(WHAT IS EXPECTED) Skip the images. Copy the records exactly as written.
===== DATA SUPPLIED
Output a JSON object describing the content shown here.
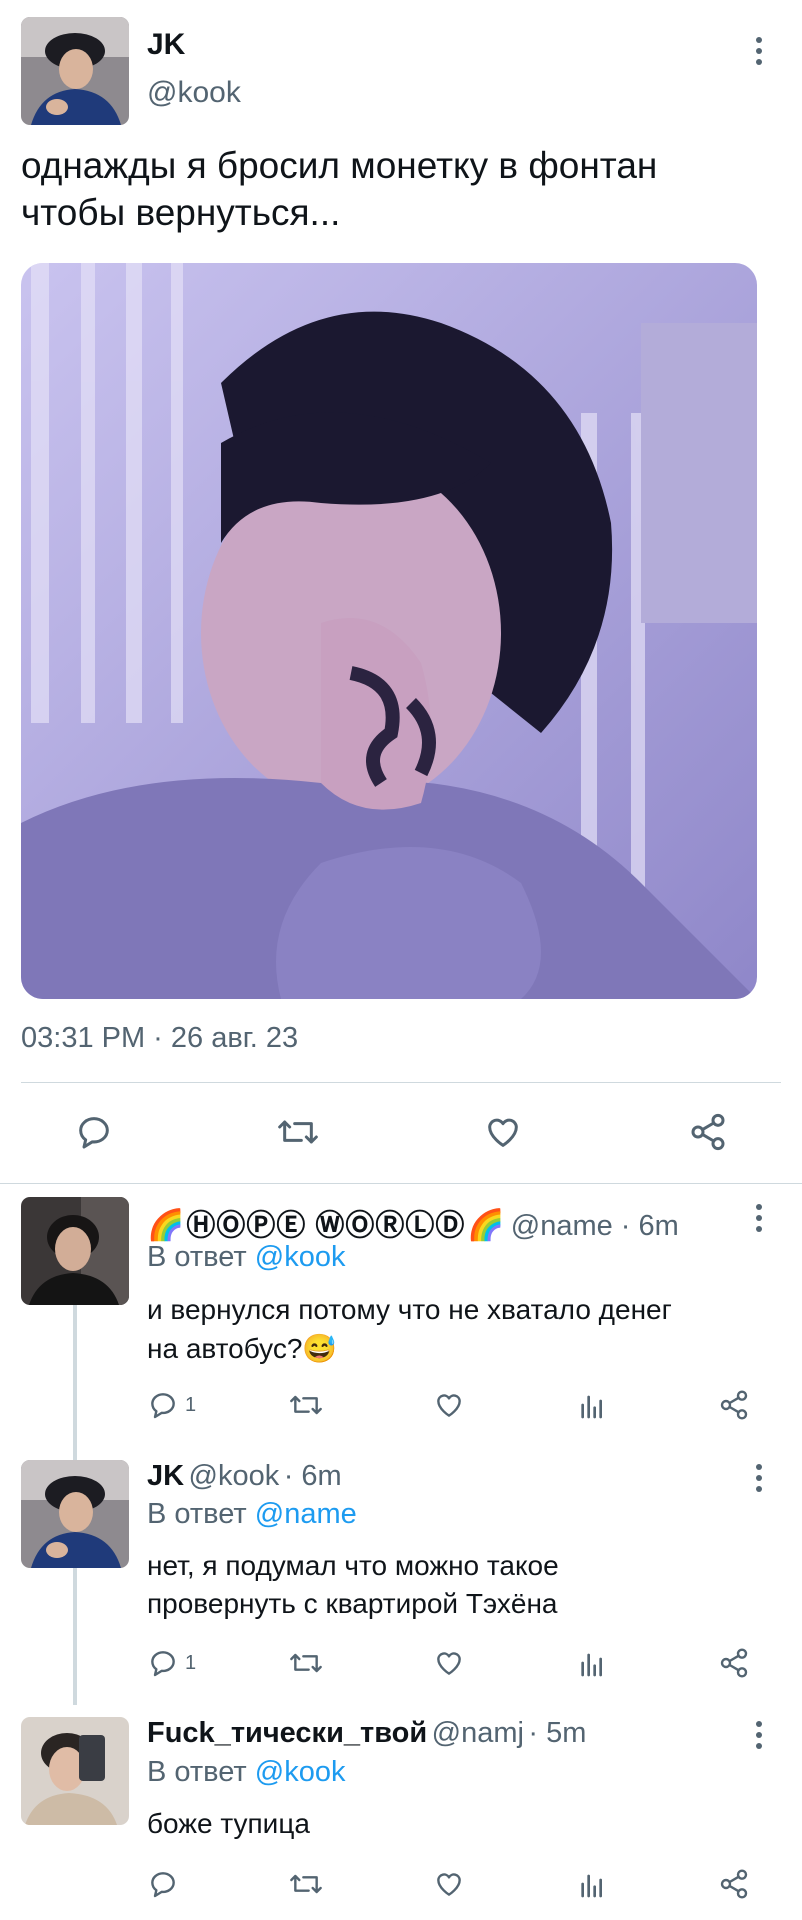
{
  "main_tweet": {
    "author_name": "JK",
    "handle": "@kook",
    "text_line1": "однажды я бросил монетку в фонтан",
    "text_line2": "чтобы вернуться...",
    "timestamp": "03:31 PM · 26 авг. 23"
  },
  "replies": [
    {
      "name_prefix_emoji": "🌈",
      "name": "ⒽⓄⓅⒺ ⓌⓄⓇⓁⒹ",
      "name_suffix_emoji": "🌈",
      "handle": "@name",
      "time": "· 6m",
      "reply_to_label": "В ответ",
      "reply_to": "@kook",
      "text_line1": "и вернулся потому что не хватало денег",
      "text_line2": "на автобус?",
      "text_emoji": "😅",
      "reply_count": "1"
    },
    {
      "name": "JK",
      "handle": "@kook",
      "time": "· 6m",
      "reply_to_label": "В ответ",
      "reply_to": "@name",
      "text_line1": "нет, я подумал что можно такое",
      "text_line2": "провернуть с квартирой Тэхёна",
      "reply_count": "1"
    },
    {
      "name": "Fuck_тически_твой",
      "handle": "@namj",
      "time": "· 5m",
      "reply_to_label": "В ответ",
      "reply_to": "@kook",
      "text_line1": "боже тупица"
    }
  ],
  "colors": {
    "link": "#1d9bf0",
    "muted": "#536471",
    "photo_tint": "#9a92d4"
  },
  "icons": [
    "more-vertical-icon",
    "reply-icon",
    "retweet-icon",
    "like-icon",
    "views-icon",
    "share-icon"
  ]
}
==========
(TASK RESULT)
Output a JSON object describing the content shown here.
{
  "main_tweet": {
    "author_name": "JK",
    "handle": "@kook",
    "text_line1": "однажды я бросил монетку в фонтан",
    "text_line2": "чтобы вернуться...",
    "timestamp": "03:31 PM · 26 авг. 23"
  },
  "replies": [
    {
      "name_prefix_emoji": "🌈",
      "name": "ⒽⓄⓅⒺ ⓌⓄⓇⓁⒹ",
      "name_suffix_emoji": "🌈",
      "handle": "@name",
      "time": "· 6m",
      "reply_to_label": "В ответ",
      "reply_to": "@kook",
      "text_line1": "и вернулся потому что не хватало денег",
      "text_line2": "на автобус?",
      "text_emoji": "😅",
      "reply_count": "1"
    },
    {
      "name": "JK",
      "handle": "@kook",
      "time": "· 6m",
      "reply_to_label": "В ответ",
      "reply_to": "@name",
      "text_line1": "нет, я подумал что можно такое",
      "text_line2": "провернуть с квартирой Тэхёна",
      "reply_count": "1"
    },
    {
      "name": "Fuck_тически_твой",
      "handle": "@namj",
      "time": "· 5m",
      "reply_to_label": "В ответ",
      "reply_to": "@kook",
      "text_line1": "боже тупица"
    }
  ],
  "colors": {
    "link": "#1d9bf0",
    "muted": "#536471",
    "photo_tint": "#9a92d4"
  },
  "icons": [
    "more-vertical-icon",
    "reply-icon",
    "retweet-icon",
    "like-icon",
    "views-icon",
    "share-icon"
  ]
}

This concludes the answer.